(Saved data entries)

+---+

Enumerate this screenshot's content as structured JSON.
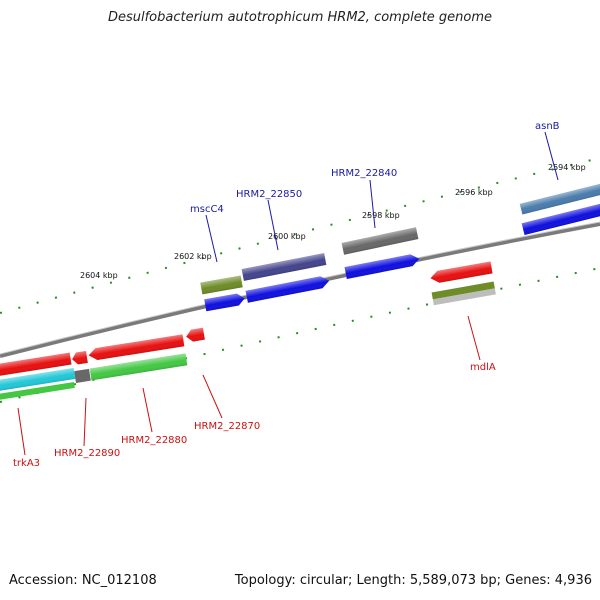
{
  "title": "Desulfobacterium autotrophicum HRM2, complete genome",
  "footer": {
    "accession": "Accession: NC_012108",
    "summary": "Topology: circular; Length: 5,589,073 bp; Genes: 4,936"
  },
  "colors": {
    "blue": "#1010e0",
    "red": "#e81010",
    "green": "#44c844",
    "olive": "#6e8c28",
    "navy": "#44448c",
    "gray": "#686868",
    "steel": "#4a7cac",
    "cyan": "#22c8d8",
    "backbone": "#7a7a7a",
    "tick": "#2a8a2a",
    "label_blue": "#1a1aa6",
    "label_red": "#cc1111"
  },
  "scale_labels": [
    "2594 kbp",
    "2596 kbp",
    "2598 kbp",
    "2600 kbp",
    "2602 kbp",
    "2604 kbp"
  ],
  "labels_top": [
    "asnB",
    "HRM2_22840",
    "HRM2_22850",
    "mscC4"
  ],
  "labels_bottom": [
    "mdlA",
    "HRM2_22870",
    "HRM2_22880",
    "HRM2_22890",
    "trkA3"
  ]
}
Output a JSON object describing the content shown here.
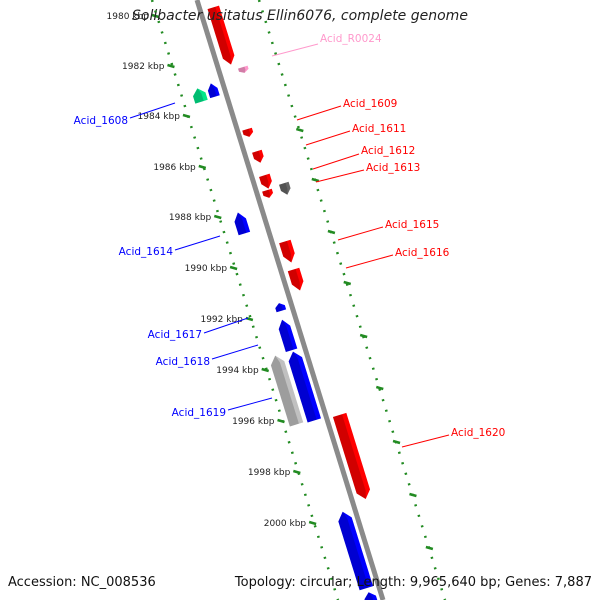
{
  "header": {
    "title": "Solibacter usitatus Ellin6076, complete genome"
  },
  "footer": {
    "accession": "Accession: NC_008536",
    "summary": "Topology: circular; Length: 9,965,640 bp; Genes: 7,887"
  },
  "colors": {
    "forward": "#ff0000",
    "reverse": "#0000ff",
    "rna": "#ff99cc",
    "pseudo": "#666666",
    "light": "#c0c0c0",
    "special": "#00e68a",
    "backbone": "#8a8a8a",
    "ticks": "#228b22"
  },
  "ruler": {
    "labels": [
      "1980 kbp",
      "1982 kbp",
      "1984 kbp",
      "1986 kbp",
      "1988 kbp",
      "1990 kbp",
      "1992 kbp",
      "1994 kbp",
      "1996 kbp",
      "1998 kbp",
      "2000 kbp"
    ]
  },
  "gene_labels": {
    "right": [
      "Acid_R0024",
      "Acid_1609",
      "Acid_1611",
      "Acid_1612",
      "Acid_1613",
      "Acid_1615",
      "Acid_1616",
      "Acid_1620"
    ],
    "left": [
      "Acid_1608",
      "Acid_1614",
      "Acid_1617",
      "Acid_1618",
      "Acid_1619"
    ]
  }
}
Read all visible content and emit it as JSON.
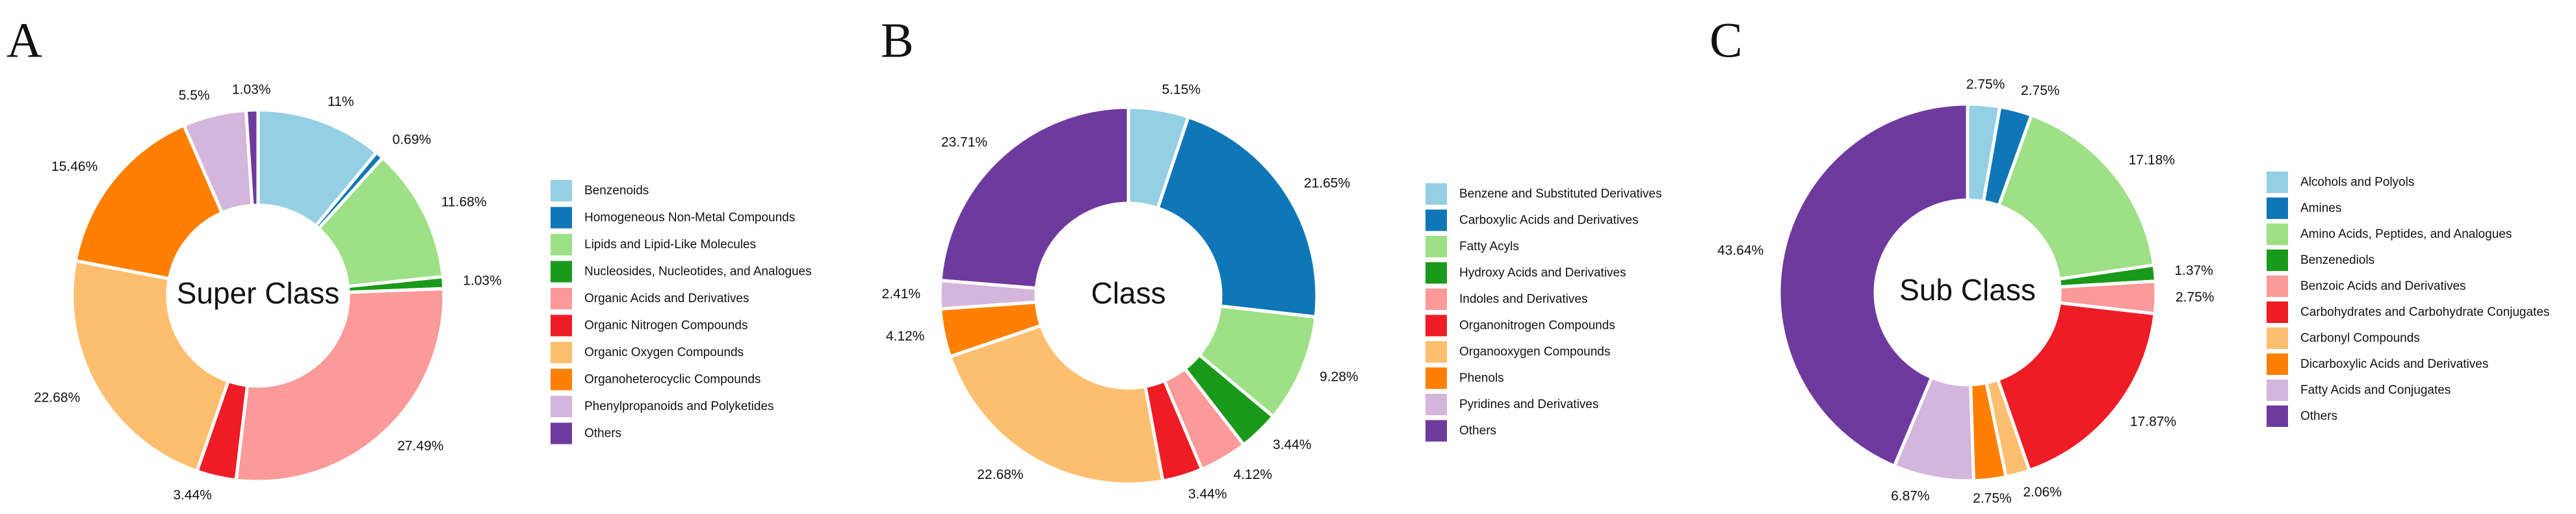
{
  "chart_data": [
    {
      "type": "donut",
      "label": "A",
      "title": "Super Class",
      "categories": [
        "Benzenoids",
        "Homogeneous Non-Metal Compounds",
        "Lipids and Lipid-Like Molecules",
        "Nucleosides, Nucleotides, and Analogues",
        "Organic Acids and Derivatives",
        "Organic Nitrogen Compounds",
        "Organic Oxygen Compounds",
        "Organoheterocyclic Compounds",
        "Phenylpropanoids and Polyketides",
        "Others"
      ],
      "values": [
        11,
        0.69,
        11.68,
        1.03,
        27.49,
        3.44,
        22.68,
        15.46,
        5.5,
        1.03
      ],
      "value_labels": [
        "11%",
        "0.69%",
        "11.68%",
        "1.03%",
        "27.49%",
        "3.44%",
        "22.68%",
        "15.46%",
        "5.5%",
        "1.03%"
      ],
      "colors": [
        "#95cfe4",
        "#0f77b8",
        "#9de086",
        "#1a9a1a",
        "#fb9a99",
        "#ee1c24",
        "#fdbf6f",
        "#ff7f00",
        "#d4b5dc",
        "#6f3a9e"
      ]
    },
    {
      "type": "donut",
      "label": "B",
      "title": "Class",
      "categories": [
        "Benzene and Substituted Derivatives",
        "Carboxylic Acids and Derivatives",
        "Fatty Acyls",
        "Hydroxy Acids and Derivatives",
        "Indoles and Derivatives",
        "Organonitrogen Compounds",
        "Organooxygen Compounds",
        "Phenols",
        "Pyridines and Derivatives",
        "Others"
      ],
      "values": [
        5.15,
        21.65,
        9.28,
        3.44,
        4.12,
        3.44,
        22.68,
        4.12,
        2.41,
        23.71
      ],
      "value_labels": [
        "5.15%",
        "21.65%",
        "9.28%",
        "3.44%",
        "4.12%",
        "3.44%",
        "22.68%",
        "4.12%",
        "2.41%",
        "23.71%"
      ],
      "colors": [
        "#95cfe4",
        "#0f77b8",
        "#9de086",
        "#1a9a1a",
        "#fb9a99",
        "#ee1c24",
        "#fdbf6f",
        "#ff7f00",
        "#d4b5dc",
        "#6f3a9e"
      ]
    },
    {
      "type": "donut",
      "label": "C",
      "title": "Sub Class",
      "categories": [
        "Alcohols and Polyols",
        "Amines",
        "Amino Acids, Peptides, and Analogues",
        "Benzenediols",
        "Benzoic Acids and Derivatives",
        "Carbohydrates and Carbohydrate Conjugates",
        "Carbonyl Compounds",
        "Dicarboxylic Acids and Derivatives",
        "Fatty Acids and Conjugates",
        "Others"
      ],
      "values": [
        2.75,
        2.75,
        17.18,
        1.37,
        2.75,
        17.87,
        2.06,
        2.75,
        6.87,
        43.64
      ],
      "value_labels": [
        "2.75%",
        "2.75%",
        "17.18%",
        "1.37%",
        "2.75%",
        "17.87%",
        "2.06%",
        "2.75%",
        "6.87%",
        "43.64%"
      ],
      "colors": [
        "#95cfe4",
        "#0f77b8",
        "#9de086",
        "#1a9a1a",
        "#fb9a99",
        "#ee1c24",
        "#fdbf6f",
        "#ff7f00",
        "#d4b5dc",
        "#6f3a9e"
      ]
    }
  ]
}
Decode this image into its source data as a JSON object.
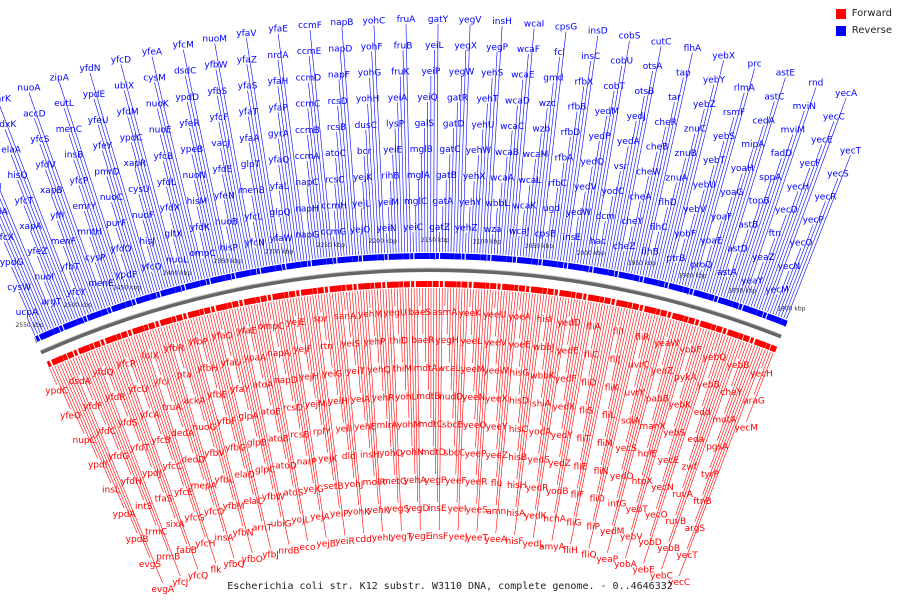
{
  "chart_data": {
    "type": "genome-map",
    "title": "Escherichia coli str. K12 substr. W3110 DNA, complete genome. - 0..4646332",
    "legend": [
      {
        "name": "Forward",
        "color": "#ff0000"
      },
      {
        "name": "Reverse",
        "color": "#0000ff"
      }
    ],
    "axis_ticks_kbp": [
      {
        "label": "1800 kbp"
      },
      {
        "label": "1850 kbp"
      },
      {
        "label": "1900 kbp"
      },
      {
        "label": "1950 kbp"
      },
      {
        "label": "2000 kbp"
      },
      {
        "label": "2050 kbp"
      },
      {
        "label": "2100 kbp"
      },
      {
        "label": "2150 kbp"
      },
      {
        "label": "2200 kbp"
      },
      {
        "label": "2250 kbp"
      },
      {
        "label": "2300 kbp"
      },
      {
        "label": "2350 kbp"
      },
      {
        "label": "2400 kbp"
      },
      {
        "label": "2450 kbp"
      },
      {
        "label": "2500 kbp"
      },
      {
        "label": "2550 kbp"
      }
    ],
    "reverse_genes": [
      "ucpA",
      "cysW",
      "ypdG",
      "yfcX",
      "cvpA",
      "nuoH",
      "cysA",
      "yfdY",
      "yfcV",
      "argT",
      "nuoI",
      "yfeZ",
      "xapA",
      "yfcT",
      "hisQ",
      "elaA",
      "pdxK",
      "emrK",
      "yfcY",
      "yfbT",
      "menF",
      "yffI",
      "xapB",
      "yfdV",
      "yfcS",
      "accD",
      "nuoA",
      "menE",
      "cysP",
      "mntH",
      "emrY",
      "yfcP",
      "insB",
      "menC",
      "eutL",
      "zipA",
      "ypdF",
      "yfdO",
      "purF",
      "nuoC",
      "pmrD",
      "yfeY",
      "yfeU",
      "ypdE",
      "yfdN",
      "yfcO",
      "hisJ",
      "nuoF",
      "cysU",
      "xapR",
      "ypdC",
      "yfdM",
      "ubiX",
      "yfcD",
      "nuoL",
      "gltX",
      "yfdX",
      "yfdL",
      "yfcB",
      "nuoE",
      "nuoK",
      "cysM",
      "yfeA",
      "ompC",
      "yfdK",
      "hisM",
      "nuoN",
      "ypeB",
      "yfeR",
      "ypdD",
      "dsdC",
      "yfcM",
      "hisP",
      "nuoB",
      "yfeN",
      "yfdE",
      "vacJ",
      "yfcF",
      "yfbS",
      "yfbW",
      "nuoM",
      "yfcN",
      "yfcL",
      "menB",
      "glpT",
      "yfaA",
      "yfaT",
      "yfaS",
      "yfaZ",
      "yfaV",
      "yfaW",
      "glpQ",
      "yfaL",
      "yfaQ",
      "gyrA",
      "yfaP",
      "yfaH",
      "nrdA",
      "yfaE",
      "napG",
      "napH",
      "napC",
      "ccmA",
      "ccmB",
      "ccmC",
      "ccmD",
      "ccmE",
      "ccmF",
      "ccmG",
      "ccmH",
      "rcsC",
      "atoC",
      "rcsB",
      "rcsD",
      "napF",
      "napD",
      "napB",
      "yejO",
      "yejL",
      "yejK",
      "bcr",
      "dusC",
      "yohH",
      "yohG",
      "yohF",
      "yohC",
      "yeiN",
      "yeiM",
      "rihB",
      "yeiE",
      "lysP",
      "yeiA",
      "fruK",
      "fruB",
      "fruA",
      "yeiC",
      "mglC",
      "mglA",
      "mglB",
      "galS",
      "yeiQ",
      "yeiP",
      "yeiL",
      "gatY",
      "gatZ",
      "gatA",
      "gatB",
      "gatC",
      "gatD",
      "gatR",
      "yegW",
      "yegX",
      "yegV",
      "yehZ",
      "yehY",
      "yehX",
      "yehW",
      "yehU",
      "yehT",
      "yehS",
      "yegP",
      "insH",
      "wza",
      "wbbL",
      "wcaA",
      "wcaB",
      "wcaC",
      "wcaD",
      "wcaE",
      "wcaF",
      "wcaI",
      "wcaJ",
      "wcaK",
      "wcaL",
      "wcaM",
      "wzb",
      "wzc",
      "gmd",
      "fcl",
      "cpsG",
      "cpsB",
      "ugd",
      "rfbC",
      "rfbA",
      "rfbD",
      "rfbB",
      "rfbX",
      "insC",
      "insD",
      "insE",
      "yedW",
      "yedV",
      "yedQ",
      "yedP",
      "yedM",
      "cobT",
      "cobU",
      "cobS",
      "hac",
      "dcm",
      "yodC",
      "vsr",
      "yedA",
      "yedJ",
      "otsB",
      "otsA",
      "cutC",
      "cheZ",
      "cheY",
      "cheA",
      "cheW",
      "cheB",
      "cheR",
      "tar",
      "tap",
      "flhA",
      "flhB",
      "flhC",
      "flhD",
      "znuA",
      "znuB",
      "znuC",
      "yebZ",
      "yebY",
      "yebX",
      "ptrB",
      "yobF",
      "yebV",
      "yebU",
      "yebT",
      "yebS",
      "rsmF",
      "rlmA",
      "prc",
      "proQ",
      "yoaE",
      "yoaF",
      "yoaG",
      "yoaH",
      "mipA",
      "cedA",
      "astC",
      "astE",
      "astA",
      "astD",
      "astB",
      "topB",
      "sppA",
      "fadD",
      "mviM",
      "mviN",
      "rnd",
      "yeaY",
      "yeaZ",
      "ftn",
      "yecD",
      "yecH",
      "yecF",
      "yecE",
      "yecC",
      "yecA",
      "yecM",
      "yecN",
      "yecO",
      "yecP",
      "yecR",
      "yecS",
      "yecT"
    ],
    "forward_genes": [
      "ypdC",
      "yfeO",
      "nupC",
      "ypdI",
      "insL",
      "ypdA",
      "ypdB",
      "evgS",
      "evgA",
      "dsdA",
      "yfdF",
      "yfdC",
      "yfdG",
      "yfdH",
      "intS",
      "trmC",
      "prmB",
      "yfcJ",
      "yfdQ",
      "yfdR",
      "yfdS",
      "yfdT",
      "ypdJ",
      "tfaS",
      "sixA",
      "fabB",
      "yfcQ",
      "yfcR",
      "yfcU",
      "yfcA",
      "yfcB",
      "yfcC",
      "yfcE",
      "yfcG",
      "yfcH",
      "flk",
      "folX",
      "yfcI",
      "truA",
      "dedA",
      "dedD",
      "mepA",
      "yfcO",
      "insA",
      "yfbQ",
      "yfbR",
      "pta",
      "ackA",
      "nuoG",
      "yfbV",
      "yfbL",
      "yfbM",
      "yfbN",
      "yfbO",
      "yfbP",
      "yfbH",
      "yfbE",
      "yfbF",
      "yfbG",
      "elaD",
      "elaC",
      "arnT",
      "yfbJ",
      "yfaO",
      "yfaU",
      "yfaY",
      "glpA",
      "glpB",
      "glpC",
      "yfbW",
      "ubiG",
      "nrdB",
      "yfaE",
      "ypaA",
      "atoA",
      "atoE",
      "atoB",
      "atoD",
      "atoS",
      "yojL",
      "eco",
      "ompC",
      "napA",
      "napD",
      "rcsD",
      "rcsB",
      "narP",
      "yejG",
      "yejA",
      "yejB",
      "yejE",
      "yejF",
      "yejH",
      "yejM",
      "rplY",
      "yejK",
      "setB",
      "yeiP",
      "yeiR",
      "spr",
      "rtn",
      "yeiG",
      "yeiH",
      "yeiI",
      "dld",
      "yohJ",
      "yohK",
      "cdd",
      "sanA",
      "yeiS",
      "yeiT",
      "yeiA",
      "yehE",
      "insH",
      "molR",
      "yehK",
      "yehL",
      "yehM",
      "yehP",
      "yehQ",
      "yehR",
      "mlrA",
      "yohO",
      "metG",
      "yegS",
      "yegT",
      "yegU",
      "thiD",
      "thiM",
      "yohL",
      "yohM",
      "yohN",
      "yehA",
      "yegD",
      "yegE",
      "baeS",
      "baeR",
      "mdtA",
      "mdtB",
      "mdtC",
      "mdtD",
      "yegP",
      "insE",
      "insF",
      "asmA",
      "yegH",
      "wcaL",
      "nudD",
      "sbcB",
      "sbcC",
      "yeeF",
      "yeeI",
      "yeeJ",
      "yeeK",
      "yeeL",
      "yeeM",
      "yeeN",
      "yeeO",
      "yeeP",
      "yeeR",
      "yeeS",
      "yeeT",
      "yeeU",
      "yeeV",
      "yeeW",
      "yeeX",
      "yeeY",
      "yeeZ",
      "flu",
      "amn",
      "yeeA",
      "yoeA",
      "yoeE",
      "hisG",
      "hisD",
      "hisC",
      "hisB",
      "hisH",
      "hisA",
      "hisF",
      "hisI",
      "wbbJ",
      "wbbK",
      "shiA",
      "yodA",
      "yedS",
      "yedR",
      "yedK",
      "yedL",
      "yedD",
      "yedE",
      "yedF",
      "yedX",
      "yedY",
      "yedZ",
      "yodB",
      "hchA",
      "amyA",
      "fliA",
      "fliC",
      "fliD",
      "fliS",
      "fliT",
      "fliE",
      "fliF",
      "fliG",
      "fliH",
      "fliI",
      "fliJ",
      "fliK",
      "fliL",
      "fliM",
      "fliN",
      "fliO",
      "fliP",
      "fliQ",
      "fliR",
      "uvrC",
      "uvrY",
      "sdiA",
      "yecS",
      "yedO",
      "intG",
      "yedM",
      "yeaP",
      "yeaW",
      "yeaZ",
      "pabB",
      "manX",
      "holE",
      "htpX",
      "yebT",
      "yebV",
      "yobA",
      "yobF",
      "pykA",
      "yebK",
      "yebS",
      "yecE",
      "yecN",
      "yecO",
      "yobD",
      "yebE",
      "yebQ",
      "yebB",
      "edd",
      "eda",
      "zwf",
      "ruvA",
      "ruvB",
      "yebB",
      "yebC",
      "yebB",
      "cheY",
      "motA",
      "pgsA",
      "tyrP",
      "ftnB",
      "argS",
      "yecT",
      "yecC",
      "yecH",
      "araG",
      "yecM"
    ],
    "series": [
      {
        "name": "Forward",
        "values": []
      },
      {
        "name": "Reverse",
        "values": []
      }
    ]
  }
}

+---+

**To do:** Each line in the data that holds the string "Topology" should be found and copied.

**Output below:**
    "summary": "Topology: circular; Length: 5,589,073 bp; Genes: 4,936"
    "summary": "Topology: circular; Length: 9,965,640 bp; Genes: 7,887"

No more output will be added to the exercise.